Can you output the records below exactly as they are written?

-------

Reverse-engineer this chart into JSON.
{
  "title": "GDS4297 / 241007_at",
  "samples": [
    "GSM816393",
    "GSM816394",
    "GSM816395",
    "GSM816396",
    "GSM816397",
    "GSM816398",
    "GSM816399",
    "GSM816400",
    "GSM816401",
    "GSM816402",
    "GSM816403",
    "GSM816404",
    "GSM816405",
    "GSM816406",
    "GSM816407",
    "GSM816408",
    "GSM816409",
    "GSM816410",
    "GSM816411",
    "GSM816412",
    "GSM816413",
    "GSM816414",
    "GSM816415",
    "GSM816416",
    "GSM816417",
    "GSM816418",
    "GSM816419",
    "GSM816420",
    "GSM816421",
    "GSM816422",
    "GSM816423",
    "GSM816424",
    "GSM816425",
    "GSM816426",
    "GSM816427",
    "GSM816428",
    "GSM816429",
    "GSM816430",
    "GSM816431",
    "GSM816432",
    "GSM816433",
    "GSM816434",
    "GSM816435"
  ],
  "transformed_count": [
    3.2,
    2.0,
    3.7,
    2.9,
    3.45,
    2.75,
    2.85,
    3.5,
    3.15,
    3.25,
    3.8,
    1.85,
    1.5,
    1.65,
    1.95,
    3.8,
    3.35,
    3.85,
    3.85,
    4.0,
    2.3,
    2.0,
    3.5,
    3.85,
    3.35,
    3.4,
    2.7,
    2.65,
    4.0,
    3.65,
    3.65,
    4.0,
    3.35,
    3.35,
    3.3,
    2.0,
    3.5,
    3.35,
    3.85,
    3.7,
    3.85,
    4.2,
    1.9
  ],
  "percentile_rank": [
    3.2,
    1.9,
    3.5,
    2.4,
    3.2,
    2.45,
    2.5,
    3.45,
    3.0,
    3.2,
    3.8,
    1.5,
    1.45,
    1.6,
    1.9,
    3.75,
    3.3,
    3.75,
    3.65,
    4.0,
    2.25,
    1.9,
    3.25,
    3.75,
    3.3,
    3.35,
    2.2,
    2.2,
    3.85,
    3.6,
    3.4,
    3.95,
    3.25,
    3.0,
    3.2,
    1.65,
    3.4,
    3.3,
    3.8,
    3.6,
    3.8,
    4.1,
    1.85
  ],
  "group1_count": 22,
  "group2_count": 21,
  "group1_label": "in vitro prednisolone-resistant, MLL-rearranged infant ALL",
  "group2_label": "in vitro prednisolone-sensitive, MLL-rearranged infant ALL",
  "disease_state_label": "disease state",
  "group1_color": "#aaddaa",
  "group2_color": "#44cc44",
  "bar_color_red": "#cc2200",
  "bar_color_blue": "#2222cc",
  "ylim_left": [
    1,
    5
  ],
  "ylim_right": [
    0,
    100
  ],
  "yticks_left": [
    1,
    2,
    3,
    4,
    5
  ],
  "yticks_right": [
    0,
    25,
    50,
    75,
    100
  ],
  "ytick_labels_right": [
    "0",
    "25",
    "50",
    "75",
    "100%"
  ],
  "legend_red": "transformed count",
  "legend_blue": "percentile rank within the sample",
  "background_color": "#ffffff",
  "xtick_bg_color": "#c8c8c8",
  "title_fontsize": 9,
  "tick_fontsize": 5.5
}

-------

**In response**:
Reverse-engineer this chart into JSON.
{
  "title": "GDS4297 / 241007_at",
  "samples": [
    "GSM816393",
    "GSM816394",
    "GSM816395",
    "GSM816396",
    "GSM816397",
    "GSM816398",
    "GSM816399",
    "GSM816400",
    "GSM816401",
    "GSM816402",
    "GSM816403",
    "GSM816404",
    "GSM816405",
    "GSM816406",
    "GSM816407",
    "GSM816408",
    "GSM816409",
    "GSM816410",
    "GSM816411",
    "GSM816412",
    "GSM816413",
    "GSM816414",
    "GSM816415",
    "GSM816416",
    "GSM816417",
    "GSM816418",
    "GSM816419",
    "GSM816420",
    "GSM816421",
    "GSM816422",
    "GSM816423",
    "GSM816424",
    "GSM816425",
    "GSM816426",
    "GSM816427",
    "GSM816428",
    "GSM816429",
    "GSM816430",
    "GSM816431",
    "GSM816432",
    "GSM816433",
    "GSM816434",
    "GSM816435"
  ],
  "transformed_count": [
    3.2,
    2.0,
    3.7,
    2.9,
    3.45,
    2.75,
    2.85,
    3.5,
    3.15,
    3.25,
    3.8,
    1.85,
    1.5,
    1.65,
    1.95,
    3.8,
    3.35,
    3.85,
    3.85,
    4.0,
    2.3,
    2.0,
    3.5,
    3.85,
    3.35,
    3.4,
    2.7,
    2.65,
    4.0,
    3.65,
    3.65,
    4.0,
    3.35,
    3.35,
    3.3,
    2.0,
    3.5,
    3.35,
    3.85,
    3.7,
    3.85,
    4.2,
    1.9
  ],
  "percentile_rank": [
    3.2,
    1.9,
    3.5,
    2.4,
    3.2,
    2.45,
    2.5,
    3.45,
    3.0,
    3.2,
    3.8,
    1.5,
    1.45,
    1.6,
    1.9,
    3.75,
    3.3,
    3.75,
    3.65,
    4.0,
    2.25,
    1.9,
    3.25,
    3.75,
    3.3,
    3.35,
    2.2,
    2.2,
    3.85,
    3.6,
    3.4,
    3.95,
    3.25,
    3.0,
    3.2,
    1.65,
    3.4,
    3.3,
    3.8,
    3.6,
    3.8,
    4.1,
    1.85
  ],
  "group1_count": 22,
  "group2_count": 21,
  "group1_label": "in vitro prednisolone-resistant, MLL-rearranged infant ALL",
  "group2_label": "in vitro prednisolone-sensitive, MLL-rearranged infant ALL",
  "disease_state_label": "disease state",
  "group1_color": "#aaddaa",
  "group2_color": "#44cc44",
  "bar_color_red": "#cc2200",
  "bar_color_blue": "#2222cc",
  "ylim_left": [
    1,
    5
  ],
  "ylim_right": [
    0,
    100
  ],
  "yticks_left": [
    1,
    2,
    3,
    4,
    5
  ],
  "yticks_right": [
    0,
    25,
    50,
    75,
    100
  ],
  "ytick_labels_right": [
    "0",
    "25",
    "50",
    "75",
    "100%"
  ],
  "legend_red": "transformed count",
  "legend_blue": "percentile rank within the sample",
  "background_color": "#ffffff",
  "xtick_bg_color": "#c8c8c8",
  "title_fontsize": 9,
  "tick_fontsize": 5.5
}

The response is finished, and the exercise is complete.